# [Stated goal]
Repeat the listing word for word. No pictures belong in the copy.

* * *

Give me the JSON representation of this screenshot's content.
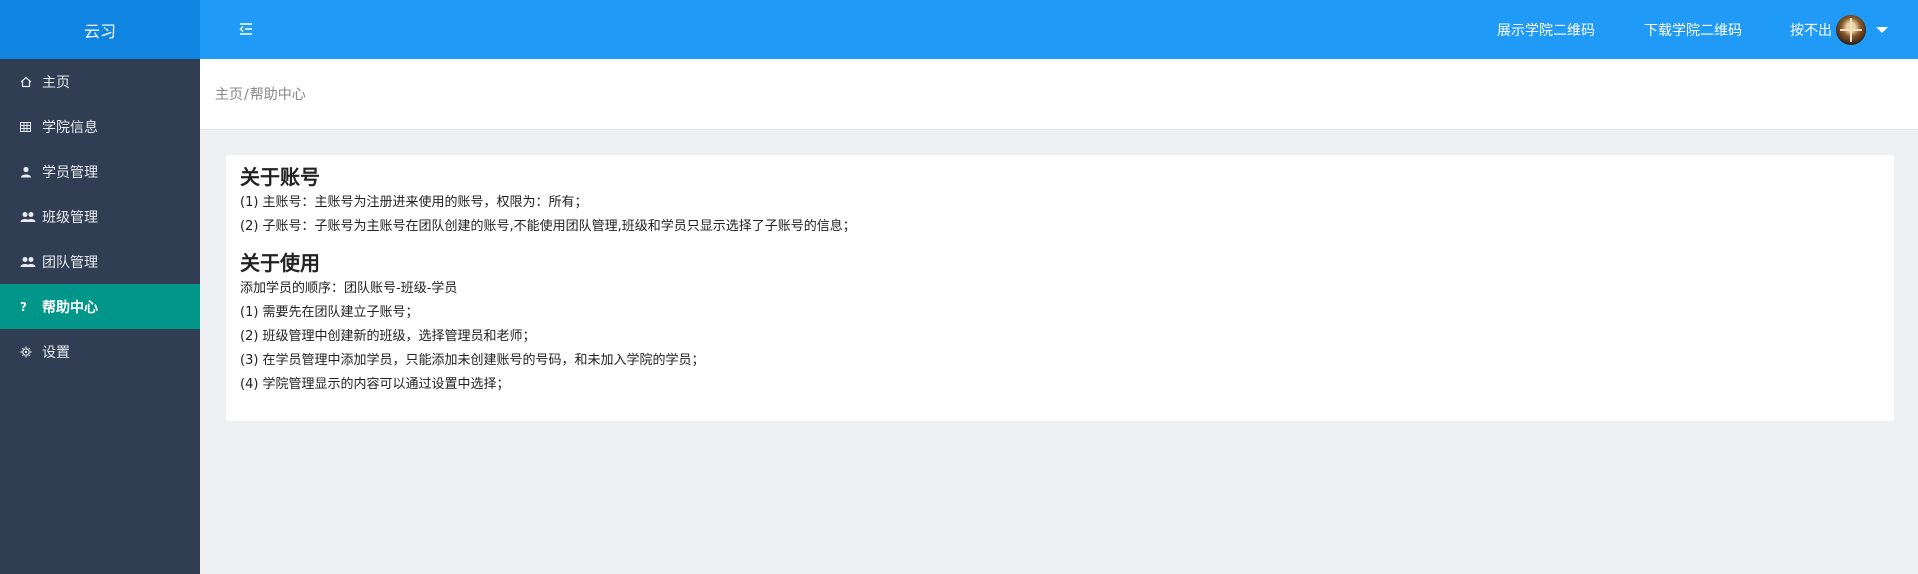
{
  "app": {
    "name": "云习"
  },
  "sidebar": {
    "items": [
      {
        "label": "主页",
        "icon": "home-icon"
      },
      {
        "label": "学院信息",
        "icon": "grid-icon"
      },
      {
        "label": "学员管理",
        "icon": "user-icon"
      },
      {
        "label": "班级管理",
        "icon": "users-icon"
      },
      {
        "label": "团队管理",
        "icon": "users-icon"
      },
      {
        "label": "帮助中心",
        "icon": "question-icon",
        "active": true
      },
      {
        "label": "设置",
        "icon": "gear-icon"
      }
    ]
  },
  "topbar": {
    "show_qr": "展示学院二维码",
    "download_qr": "下载学院二维码",
    "username": "按不出"
  },
  "breadcrumb": {
    "home": "主页",
    "sep": "/",
    "current": "帮助中心"
  },
  "content": {
    "account": {
      "title": "关于账号",
      "lines": [
        "(1) 主账号：主账号为注册进来使用的账号，权限为：所有；",
        "(2) 子账号：子账号为主账号在团队创建的账号,不能使用团队管理,班级和学员只显示选择了子账号的信息；"
      ]
    },
    "usage": {
      "title": "关于使用",
      "lines": [
        "添加学员的顺序：团队账号-班级-学员",
        "(1) 需要先在团队建立子账号；",
        "(2) 班级管理中创建新的班级，选择管理员和老师；",
        "(3) 在学员管理中添加学员，只能添加未创建账号的号码，和未加入学院的学员；",
        "(4) 学院管理显示的内容可以通过设置中选择；"
      ]
    }
  },
  "colors": {
    "sidebar_bg": "#303d52",
    "logo_bg": "#0f84e0",
    "topbar_bg": "#1f9bf7",
    "active_item": "#00968a",
    "page_bg": "#eef0f4"
  }
}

* * *

# [Finished task]
Give me the JSON representation of this screenshot's content.
{
  "app": {
    "name": "云习"
  },
  "sidebar": {
    "items": [
      {
        "label": "主页",
        "icon": "home-icon"
      },
      {
        "label": "学院信息",
        "icon": "grid-icon"
      },
      {
        "label": "学员管理",
        "icon": "user-icon"
      },
      {
        "label": "班级管理",
        "icon": "users-icon"
      },
      {
        "label": "团队管理",
        "icon": "users-icon"
      },
      {
        "label": "帮助中心",
        "icon": "question-icon",
        "active": true
      },
      {
        "label": "设置",
        "icon": "gear-icon"
      }
    ]
  },
  "topbar": {
    "show_qr": "展示学院二维码",
    "download_qr": "下载学院二维码",
    "username": "按不出"
  },
  "breadcrumb": {
    "home": "主页",
    "sep": "/",
    "current": "帮助中心"
  },
  "content": {
    "account": {
      "title": "关于账号",
      "lines": [
        "(1) 主账号：主账号为注册进来使用的账号，权限为：所有；",
        "(2) 子账号：子账号为主账号在团队创建的账号,不能使用团队管理,班级和学员只显示选择了子账号的信息；"
      ]
    },
    "usage": {
      "title": "关于使用",
      "lines": [
        "添加学员的顺序：团队账号-班级-学员",
        "(1) 需要先在团队建立子账号；",
        "(2) 班级管理中创建新的班级，选择管理员和老师；",
        "(3) 在学员管理中添加学员，只能添加未创建账号的号码，和未加入学院的学员；",
        "(4) 学院管理显示的内容可以通过设置中选择；"
      ]
    }
  },
  "colors": {
    "sidebar_bg": "#303d52",
    "logo_bg": "#0f84e0",
    "topbar_bg": "#1f9bf7",
    "active_item": "#00968a",
    "page_bg": "#eef0f4"
  }
}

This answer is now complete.